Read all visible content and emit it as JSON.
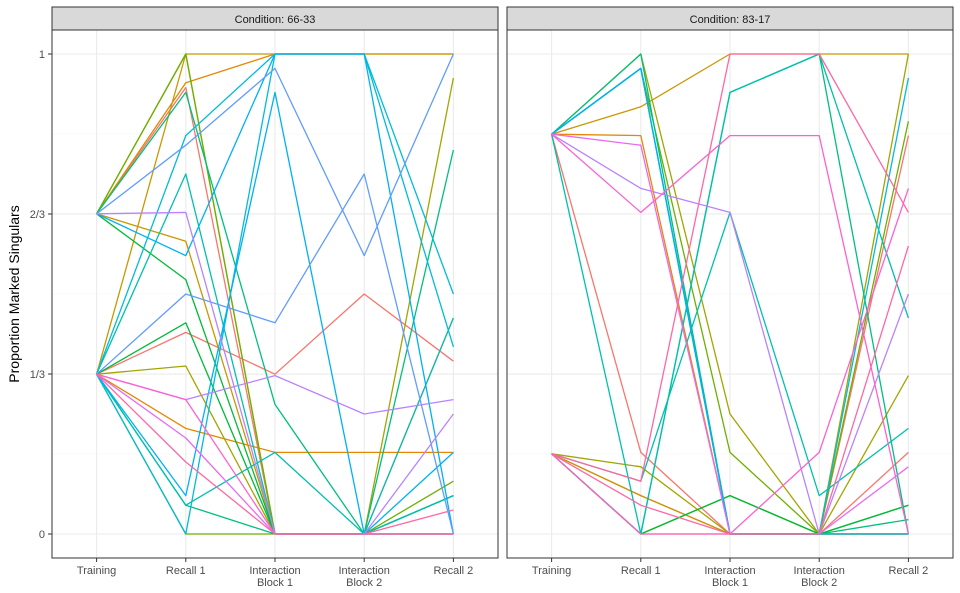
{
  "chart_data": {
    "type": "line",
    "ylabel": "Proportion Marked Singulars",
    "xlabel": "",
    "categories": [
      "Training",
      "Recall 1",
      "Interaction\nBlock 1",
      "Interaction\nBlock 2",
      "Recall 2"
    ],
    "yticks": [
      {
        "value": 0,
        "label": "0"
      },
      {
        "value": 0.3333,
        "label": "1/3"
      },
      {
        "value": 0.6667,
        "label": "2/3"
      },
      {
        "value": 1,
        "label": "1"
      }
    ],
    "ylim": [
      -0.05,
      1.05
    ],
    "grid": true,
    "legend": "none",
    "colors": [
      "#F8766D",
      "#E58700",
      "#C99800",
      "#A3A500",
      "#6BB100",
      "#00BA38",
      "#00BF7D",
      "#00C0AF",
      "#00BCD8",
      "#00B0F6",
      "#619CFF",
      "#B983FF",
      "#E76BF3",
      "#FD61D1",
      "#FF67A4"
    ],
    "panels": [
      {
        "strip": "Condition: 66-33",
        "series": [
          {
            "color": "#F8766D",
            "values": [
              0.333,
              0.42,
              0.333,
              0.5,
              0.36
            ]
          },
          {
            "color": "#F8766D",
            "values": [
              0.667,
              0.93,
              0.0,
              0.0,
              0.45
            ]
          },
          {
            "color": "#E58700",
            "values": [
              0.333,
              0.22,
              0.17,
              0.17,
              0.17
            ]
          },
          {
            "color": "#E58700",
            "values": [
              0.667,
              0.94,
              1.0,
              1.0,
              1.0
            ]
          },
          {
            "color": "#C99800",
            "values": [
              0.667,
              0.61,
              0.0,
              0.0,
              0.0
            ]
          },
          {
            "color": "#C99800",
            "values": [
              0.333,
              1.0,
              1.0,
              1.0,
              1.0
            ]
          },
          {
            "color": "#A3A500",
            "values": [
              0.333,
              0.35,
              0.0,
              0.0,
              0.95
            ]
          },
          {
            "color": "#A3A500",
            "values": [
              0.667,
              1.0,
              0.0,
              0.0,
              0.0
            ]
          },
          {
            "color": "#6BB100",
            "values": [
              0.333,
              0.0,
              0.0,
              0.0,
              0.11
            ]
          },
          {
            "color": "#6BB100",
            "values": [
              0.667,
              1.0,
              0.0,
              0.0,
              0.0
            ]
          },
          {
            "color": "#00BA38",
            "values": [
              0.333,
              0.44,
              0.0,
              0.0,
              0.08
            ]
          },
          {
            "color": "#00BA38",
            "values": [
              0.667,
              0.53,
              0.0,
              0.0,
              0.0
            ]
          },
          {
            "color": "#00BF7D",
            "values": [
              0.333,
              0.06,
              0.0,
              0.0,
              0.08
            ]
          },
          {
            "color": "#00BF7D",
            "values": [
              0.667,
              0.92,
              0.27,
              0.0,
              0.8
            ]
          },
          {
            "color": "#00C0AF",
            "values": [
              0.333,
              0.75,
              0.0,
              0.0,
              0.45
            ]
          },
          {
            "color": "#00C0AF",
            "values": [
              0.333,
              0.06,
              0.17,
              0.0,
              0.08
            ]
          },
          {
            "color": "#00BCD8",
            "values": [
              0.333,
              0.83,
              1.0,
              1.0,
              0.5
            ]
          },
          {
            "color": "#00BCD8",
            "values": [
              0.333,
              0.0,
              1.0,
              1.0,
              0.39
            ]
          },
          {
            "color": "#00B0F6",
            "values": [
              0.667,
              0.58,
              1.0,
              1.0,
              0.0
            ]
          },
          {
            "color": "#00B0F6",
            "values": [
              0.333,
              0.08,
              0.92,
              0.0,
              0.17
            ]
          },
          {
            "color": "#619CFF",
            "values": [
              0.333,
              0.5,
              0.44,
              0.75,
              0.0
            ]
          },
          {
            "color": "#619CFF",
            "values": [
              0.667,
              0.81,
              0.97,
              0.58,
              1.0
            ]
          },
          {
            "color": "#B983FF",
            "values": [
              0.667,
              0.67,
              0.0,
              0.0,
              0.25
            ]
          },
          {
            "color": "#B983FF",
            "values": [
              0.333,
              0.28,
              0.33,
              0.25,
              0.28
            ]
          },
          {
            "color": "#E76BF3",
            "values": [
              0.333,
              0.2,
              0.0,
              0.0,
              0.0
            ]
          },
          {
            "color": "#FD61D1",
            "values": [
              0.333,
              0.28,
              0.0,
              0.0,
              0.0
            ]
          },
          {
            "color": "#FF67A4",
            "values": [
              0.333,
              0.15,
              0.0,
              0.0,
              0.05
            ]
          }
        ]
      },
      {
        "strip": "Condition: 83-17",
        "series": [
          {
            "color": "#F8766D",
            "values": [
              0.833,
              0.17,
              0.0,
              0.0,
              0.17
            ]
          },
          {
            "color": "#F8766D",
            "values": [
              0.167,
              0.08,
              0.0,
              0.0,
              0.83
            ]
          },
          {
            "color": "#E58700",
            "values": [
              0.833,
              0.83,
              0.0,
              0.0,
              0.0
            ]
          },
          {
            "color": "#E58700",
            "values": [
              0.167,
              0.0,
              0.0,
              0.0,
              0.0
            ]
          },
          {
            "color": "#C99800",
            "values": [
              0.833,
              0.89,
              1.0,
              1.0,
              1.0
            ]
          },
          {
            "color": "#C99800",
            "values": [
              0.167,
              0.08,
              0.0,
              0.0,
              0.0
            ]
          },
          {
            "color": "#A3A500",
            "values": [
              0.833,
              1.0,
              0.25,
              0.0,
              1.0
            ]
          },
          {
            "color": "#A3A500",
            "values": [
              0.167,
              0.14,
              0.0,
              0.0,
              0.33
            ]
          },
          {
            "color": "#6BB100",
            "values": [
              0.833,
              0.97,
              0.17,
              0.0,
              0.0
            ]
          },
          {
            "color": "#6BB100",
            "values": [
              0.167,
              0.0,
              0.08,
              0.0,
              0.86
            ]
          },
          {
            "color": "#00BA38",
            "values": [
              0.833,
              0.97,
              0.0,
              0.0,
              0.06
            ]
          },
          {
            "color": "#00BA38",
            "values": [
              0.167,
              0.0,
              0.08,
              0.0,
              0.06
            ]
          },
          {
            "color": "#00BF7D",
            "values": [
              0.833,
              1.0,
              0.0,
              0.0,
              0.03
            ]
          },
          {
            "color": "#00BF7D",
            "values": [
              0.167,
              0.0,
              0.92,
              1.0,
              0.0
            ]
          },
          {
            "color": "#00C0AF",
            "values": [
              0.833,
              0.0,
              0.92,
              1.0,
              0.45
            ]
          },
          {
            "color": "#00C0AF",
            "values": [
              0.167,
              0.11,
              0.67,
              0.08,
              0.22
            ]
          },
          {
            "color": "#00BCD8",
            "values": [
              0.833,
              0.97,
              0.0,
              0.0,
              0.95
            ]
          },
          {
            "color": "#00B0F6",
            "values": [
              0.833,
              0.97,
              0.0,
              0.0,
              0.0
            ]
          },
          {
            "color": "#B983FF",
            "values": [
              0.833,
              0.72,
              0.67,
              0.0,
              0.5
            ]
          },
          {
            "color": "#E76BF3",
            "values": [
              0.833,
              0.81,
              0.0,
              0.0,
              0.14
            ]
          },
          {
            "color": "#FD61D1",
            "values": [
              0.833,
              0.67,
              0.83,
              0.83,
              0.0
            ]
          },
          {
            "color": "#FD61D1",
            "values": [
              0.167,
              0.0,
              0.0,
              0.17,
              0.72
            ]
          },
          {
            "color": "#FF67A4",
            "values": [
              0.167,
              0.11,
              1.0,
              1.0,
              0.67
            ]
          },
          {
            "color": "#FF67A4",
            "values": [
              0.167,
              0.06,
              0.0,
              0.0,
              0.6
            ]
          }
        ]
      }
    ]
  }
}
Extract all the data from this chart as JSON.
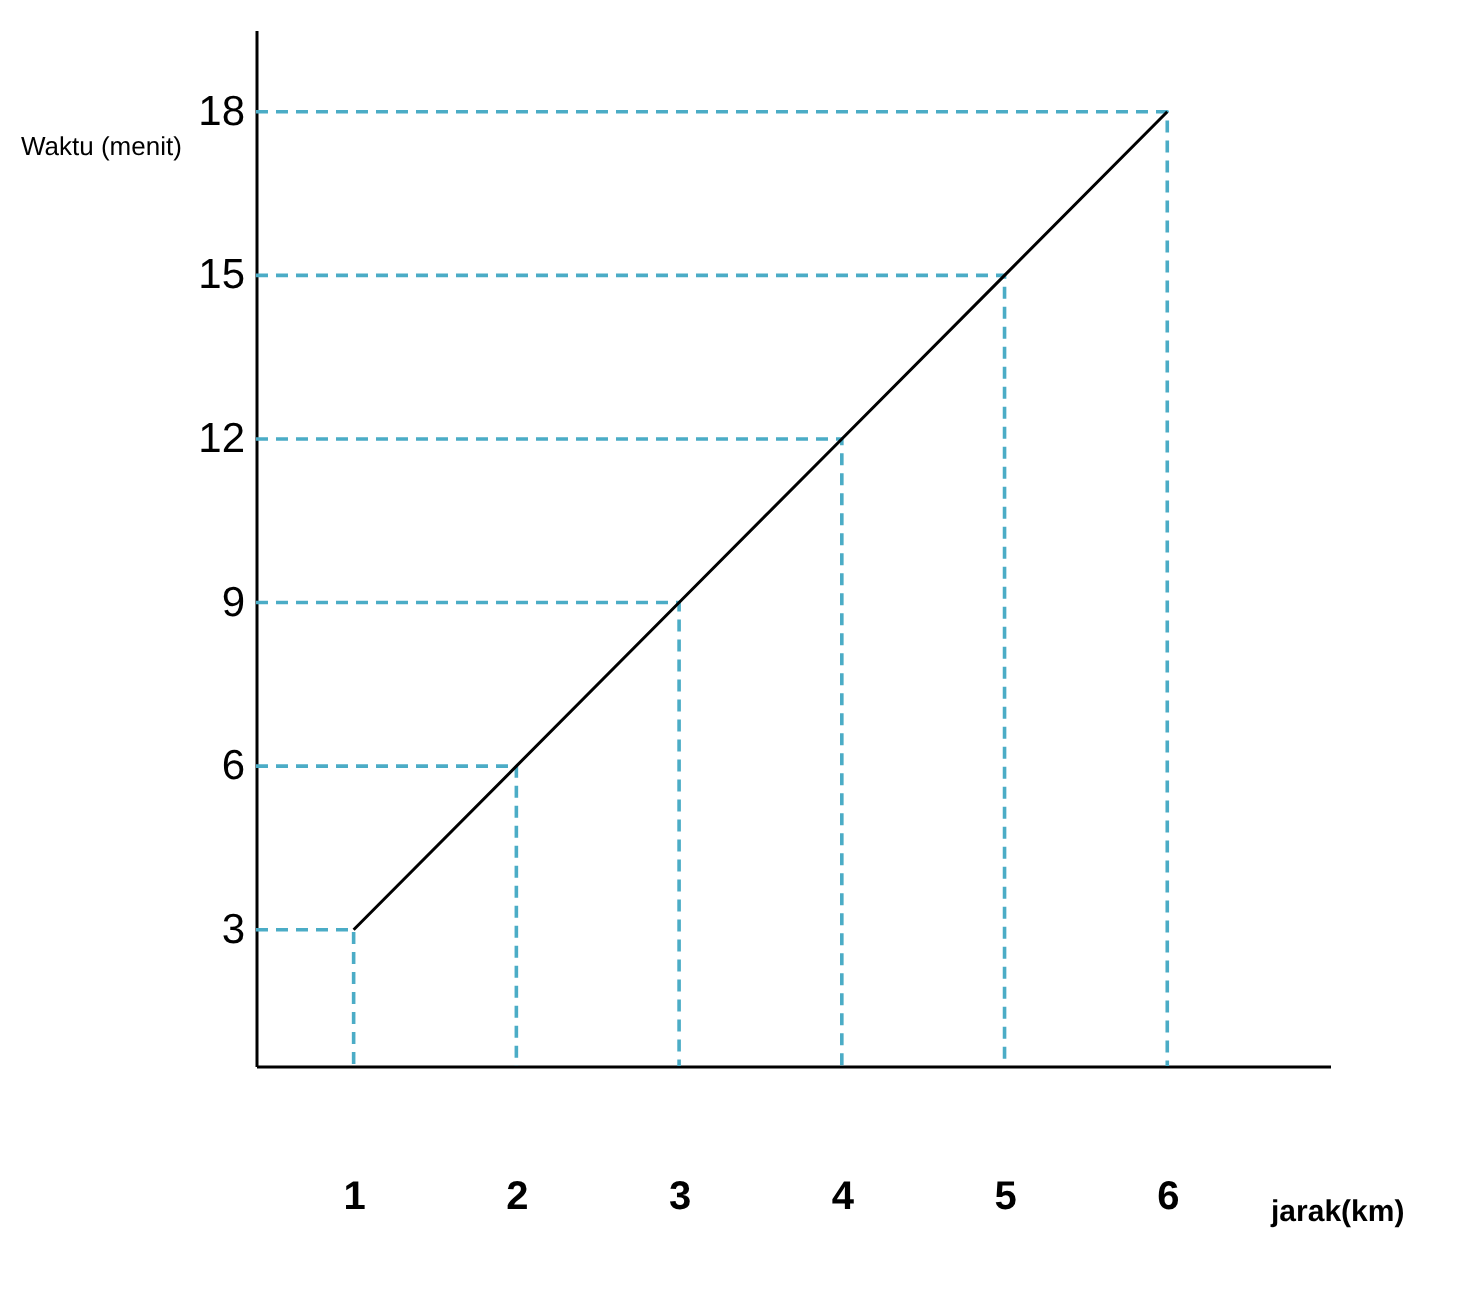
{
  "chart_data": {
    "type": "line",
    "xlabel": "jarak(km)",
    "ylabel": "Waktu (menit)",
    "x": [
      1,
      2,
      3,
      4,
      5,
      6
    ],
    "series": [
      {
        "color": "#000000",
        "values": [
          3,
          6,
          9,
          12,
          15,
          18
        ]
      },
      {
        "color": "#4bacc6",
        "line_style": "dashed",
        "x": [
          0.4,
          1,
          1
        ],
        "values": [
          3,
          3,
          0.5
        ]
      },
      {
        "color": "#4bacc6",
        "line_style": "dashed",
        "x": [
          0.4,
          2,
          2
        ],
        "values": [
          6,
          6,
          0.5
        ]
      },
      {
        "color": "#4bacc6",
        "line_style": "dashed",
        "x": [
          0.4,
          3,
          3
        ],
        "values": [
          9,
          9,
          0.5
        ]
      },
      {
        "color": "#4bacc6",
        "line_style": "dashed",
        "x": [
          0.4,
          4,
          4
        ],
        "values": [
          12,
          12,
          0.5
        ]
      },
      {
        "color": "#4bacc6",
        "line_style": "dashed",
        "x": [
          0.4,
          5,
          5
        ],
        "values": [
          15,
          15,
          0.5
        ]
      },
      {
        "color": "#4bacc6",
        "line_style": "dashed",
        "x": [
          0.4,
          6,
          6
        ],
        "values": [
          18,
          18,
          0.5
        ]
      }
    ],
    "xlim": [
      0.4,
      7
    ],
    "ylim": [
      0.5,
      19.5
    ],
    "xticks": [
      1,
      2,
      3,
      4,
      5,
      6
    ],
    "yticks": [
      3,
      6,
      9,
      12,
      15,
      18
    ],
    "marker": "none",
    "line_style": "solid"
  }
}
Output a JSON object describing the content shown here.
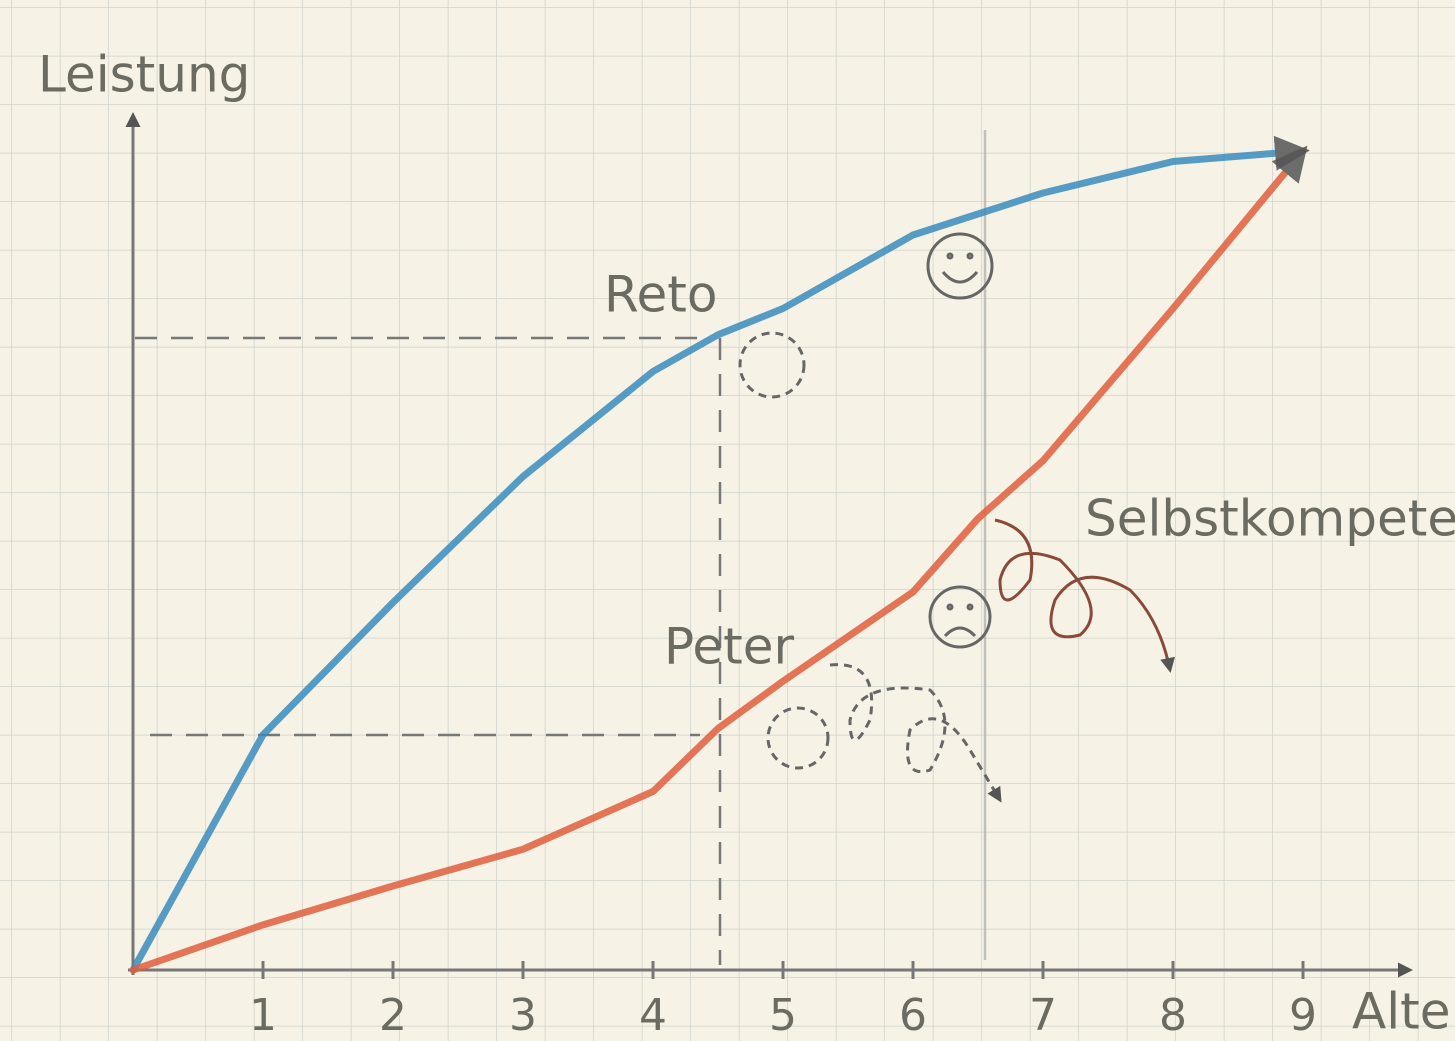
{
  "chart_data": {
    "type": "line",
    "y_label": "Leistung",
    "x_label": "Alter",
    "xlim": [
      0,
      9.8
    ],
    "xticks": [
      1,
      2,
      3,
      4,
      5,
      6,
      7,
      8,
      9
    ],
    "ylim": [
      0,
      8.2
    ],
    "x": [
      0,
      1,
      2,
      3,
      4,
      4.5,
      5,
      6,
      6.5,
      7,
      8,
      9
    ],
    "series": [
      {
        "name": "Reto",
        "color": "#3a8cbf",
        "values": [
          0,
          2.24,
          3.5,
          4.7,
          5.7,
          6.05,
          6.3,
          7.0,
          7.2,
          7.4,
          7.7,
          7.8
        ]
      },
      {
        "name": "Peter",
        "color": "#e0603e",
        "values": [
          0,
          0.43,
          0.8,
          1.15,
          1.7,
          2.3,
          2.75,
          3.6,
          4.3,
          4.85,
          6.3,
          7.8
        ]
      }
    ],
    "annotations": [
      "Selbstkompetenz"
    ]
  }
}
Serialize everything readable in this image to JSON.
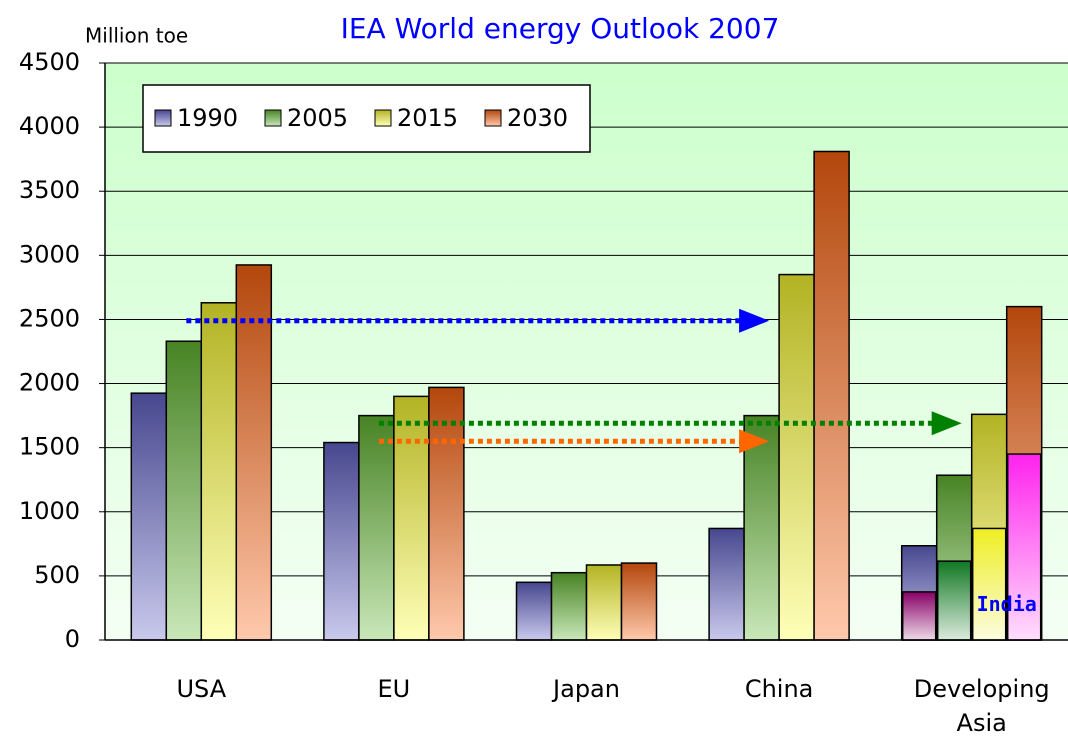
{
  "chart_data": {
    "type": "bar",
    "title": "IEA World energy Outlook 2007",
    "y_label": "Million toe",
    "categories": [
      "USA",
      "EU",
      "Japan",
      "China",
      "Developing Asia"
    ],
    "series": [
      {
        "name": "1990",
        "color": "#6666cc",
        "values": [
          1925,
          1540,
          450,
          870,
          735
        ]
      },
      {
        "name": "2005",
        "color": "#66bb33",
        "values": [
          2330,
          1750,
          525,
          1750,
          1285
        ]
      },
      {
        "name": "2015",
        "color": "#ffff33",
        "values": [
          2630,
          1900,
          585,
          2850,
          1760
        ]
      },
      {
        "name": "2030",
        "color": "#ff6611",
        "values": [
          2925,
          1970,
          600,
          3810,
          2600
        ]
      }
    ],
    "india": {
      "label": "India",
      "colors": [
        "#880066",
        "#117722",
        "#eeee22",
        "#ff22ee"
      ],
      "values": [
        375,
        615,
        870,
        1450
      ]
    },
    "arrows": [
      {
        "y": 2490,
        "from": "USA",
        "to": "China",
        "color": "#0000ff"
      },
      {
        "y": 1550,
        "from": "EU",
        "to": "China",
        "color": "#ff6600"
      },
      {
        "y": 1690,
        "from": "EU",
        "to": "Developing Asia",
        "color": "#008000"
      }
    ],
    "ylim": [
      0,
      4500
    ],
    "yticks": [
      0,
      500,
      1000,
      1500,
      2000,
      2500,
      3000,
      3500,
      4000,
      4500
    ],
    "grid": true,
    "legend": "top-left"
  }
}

*WHAT TO WORK ON*:
Select and copy every line of the material that holds the string "JSON".

*SOLUTION BELOW*:
Read all visible content and emit it as JSON.
Extract all the data from this chart as JSON.
Output a JSON object describing the content shown here.
Serialize everything readable in this image to JSON.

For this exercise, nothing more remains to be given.